YOUR TASK:
The entries below are to be repeated exactly as they stand.
** START DATA FOR THIS TASK **
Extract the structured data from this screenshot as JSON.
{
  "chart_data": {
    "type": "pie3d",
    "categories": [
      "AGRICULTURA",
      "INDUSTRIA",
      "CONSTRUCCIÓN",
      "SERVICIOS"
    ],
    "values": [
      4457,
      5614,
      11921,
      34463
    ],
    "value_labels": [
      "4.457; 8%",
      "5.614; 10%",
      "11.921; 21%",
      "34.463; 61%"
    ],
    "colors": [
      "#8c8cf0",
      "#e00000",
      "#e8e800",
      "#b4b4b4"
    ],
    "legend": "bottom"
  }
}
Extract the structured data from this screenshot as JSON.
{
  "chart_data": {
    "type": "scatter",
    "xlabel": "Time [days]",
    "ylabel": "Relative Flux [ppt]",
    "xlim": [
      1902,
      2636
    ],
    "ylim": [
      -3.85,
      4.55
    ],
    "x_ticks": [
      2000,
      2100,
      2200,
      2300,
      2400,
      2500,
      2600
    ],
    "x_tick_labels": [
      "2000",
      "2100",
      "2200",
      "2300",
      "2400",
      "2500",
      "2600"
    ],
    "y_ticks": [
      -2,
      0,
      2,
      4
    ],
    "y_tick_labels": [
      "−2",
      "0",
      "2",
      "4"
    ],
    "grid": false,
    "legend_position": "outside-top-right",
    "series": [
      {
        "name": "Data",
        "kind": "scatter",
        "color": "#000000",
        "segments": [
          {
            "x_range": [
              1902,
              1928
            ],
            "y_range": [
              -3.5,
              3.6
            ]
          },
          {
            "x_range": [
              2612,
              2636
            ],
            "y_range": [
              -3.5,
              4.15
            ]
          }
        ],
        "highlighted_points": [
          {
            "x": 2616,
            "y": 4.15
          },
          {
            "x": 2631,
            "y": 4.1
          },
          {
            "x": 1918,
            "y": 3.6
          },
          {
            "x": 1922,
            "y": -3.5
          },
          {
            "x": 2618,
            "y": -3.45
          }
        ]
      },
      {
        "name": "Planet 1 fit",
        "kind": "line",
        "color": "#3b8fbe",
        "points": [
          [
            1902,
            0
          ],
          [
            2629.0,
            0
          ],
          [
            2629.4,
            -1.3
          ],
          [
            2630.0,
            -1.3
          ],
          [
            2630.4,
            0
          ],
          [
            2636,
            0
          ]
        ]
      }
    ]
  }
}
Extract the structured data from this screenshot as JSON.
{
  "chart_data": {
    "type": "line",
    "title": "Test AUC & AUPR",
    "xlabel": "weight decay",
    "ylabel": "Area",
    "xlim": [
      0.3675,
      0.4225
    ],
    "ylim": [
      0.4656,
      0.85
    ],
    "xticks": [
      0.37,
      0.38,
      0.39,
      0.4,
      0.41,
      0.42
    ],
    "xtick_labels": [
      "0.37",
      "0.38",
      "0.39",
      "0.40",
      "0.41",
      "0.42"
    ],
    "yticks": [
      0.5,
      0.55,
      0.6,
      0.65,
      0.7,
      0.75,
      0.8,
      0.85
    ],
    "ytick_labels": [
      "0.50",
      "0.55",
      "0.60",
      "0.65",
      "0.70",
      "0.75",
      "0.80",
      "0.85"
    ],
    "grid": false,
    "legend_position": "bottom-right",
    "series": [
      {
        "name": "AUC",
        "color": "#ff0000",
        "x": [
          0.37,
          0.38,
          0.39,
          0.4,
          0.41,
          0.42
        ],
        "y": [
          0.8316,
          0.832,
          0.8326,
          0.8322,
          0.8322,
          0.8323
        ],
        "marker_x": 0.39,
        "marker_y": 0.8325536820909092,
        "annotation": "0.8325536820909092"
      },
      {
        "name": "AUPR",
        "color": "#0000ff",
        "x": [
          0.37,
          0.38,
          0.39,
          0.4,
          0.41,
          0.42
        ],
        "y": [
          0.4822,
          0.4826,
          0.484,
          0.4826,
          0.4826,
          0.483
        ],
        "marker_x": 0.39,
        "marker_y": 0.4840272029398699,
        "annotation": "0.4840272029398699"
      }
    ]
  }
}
** END DATA FOR THIS TASK **
FINAL RESULT:
Extract the structured data from this screenshot as JSON.
{
  "chart_data": {
    "type": "pie3d",
    "categories": [
      "AGRICULTURA",
      "INDUSTRIA",
      "CONSTRUCCIÓN",
      "SERVICIOS"
    ],
    "values": [
      4457,
      5614,
      11921,
      34463
    ],
    "value_labels": [
      "4.457; 8%",
      "5.614; 10%",
      "11.921; 21%",
      "34.463; 61%"
    ],
    "colors": [
      "#8c8cf0",
      "#e00000",
      "#e8e800",
      "#b4b4b4"
    ],
    "legend": "bottom"
  }
}
Extract the structured data from this screenshot as JSON.
{
  "chart_data": {
    "type": "scatter",
    "xlabel": "Time [days]",
    "ylabel": "Relative Flux [ppt]",
    "xlim": [
      1902,
      2636
    ],
    "ylim": [
      -3.85,
      4.55
    ],
    "x_ticks": [
      2000,
      2100,
      2200,
      2300,
      2400,
      2500,
      2600
    ],
    "x_tick_labels": [
      "2000",
      "2100",
      "2200",
      "2300",
      "2400",
      "2500",
      "2600"
    ],
    "y_ticks": [
      -2,
      0,
      2,
      4
    ],
    "y_tick_labels": [
      "−2",
      "0",
      "2",
      "4"
    ],
    "grid": false,
    "legend_position": "outside-top-right",
    "series": [
      {
        "name": "Data",
        "kind": "scatter",
        "color": "#000000",
        "segments": [
          {
            "x_range": [
              1902,
              1928
            ],
            "y_range": [
              -3.5,
              3.6
            ]
          },
          {
            "x_range": [
              2612,
              2636
            ],
            "y_range": [
              -3.5,
              4.15
            ]
          }
        ],
        "highlighted_points": [
          {
            "x": 2616,
            "y": 4.15
          },
          {
            "x": 2631,
            "y": 4.1
          },
          {
            "x": 1918,
            "y": 3.6
          },
          {
            "x": 1922,
            "y": -3.5
          },
          {
            "x": 2618,
            "y": -3.45
          }
        ]
      },
      {
        "name": "Planet 1 fit",
        "kind": "line",
        "color": "#3b8fbe",
        "points": [
          [
            1902,
            0
          ],
          [
            2629.0,
            0
          ],
          [
            2629.4,
            -1.3
          ],
          [
            2630.0,
            -1.3
          ],
          [
            2630.4,
            0
          ],
          [
            2636,
            0
          ]
        ]
      }
    ]
  }
}
Extract the structured data from this screenshot as JSON.
{
  "chart_data": {
    "type": "line",
    "title": "Test AUC & AUPR",
    "xlabel": "weight decay",
    "ylabel": "Area",
    "xlim": [
      0.3675,
      0.4225
    ],
    "ylim": [
      0.4656,
      0.85
    ],
    "xticks": [
      0.37,
      0.38,
      0.39,
      0.4,
      0.41,
      0.42
    ],
    "xtick_labels": [
      "0.37",
      "0.38",
      "0.39",
      "0.40",
      "0.41",
      "0.42"
    ],
    "yticks": [
      0.5,
      0.55,
      0.6,
      0.65,
      0.7,
      0.75,
      0.8,
      0.85
    ],
    "ytick_labels": [
      "0.50",
      "0.55",
      "0.60",
      "0.65",
      "0.70",
      "0.75",
      "0.80",
      "0.85"
    ],
    "grid": false,
    "legend_position": "bottom-right",
    "series": [
      {
        "name": "AUC",
        "color": "#ff0000",
        "x": [
          0.37,
          0.38,
          0.39,
          0.4,
          0.41,
          0.42
        ],
        "y": [
          0.8316,
          0.832,
          0.8326,
          0.8322,
          0.8322,
          0.8323
        ],
        "marker_x": 0.39,
        "marker_y": 0.8325536820909092,
        "annotation": "0.8325536820909092"
      },
      {
        "name": "AUPR",
        "color": "#0000ff",
        "x": [
          0.37,
          0.38,
          0.39,
          0.4,
          0.41,
          0.42
        ],
        "y": [
          0.4822,
          0.4826,
          0.484,
          0.4826,
          0.4826,
          0.483
        ],
        "marker_x": 0.39,
        "marker_y": 0.4840272029398699,
        "annotation": "0.4840272029398699"
      }
    ]
  }
}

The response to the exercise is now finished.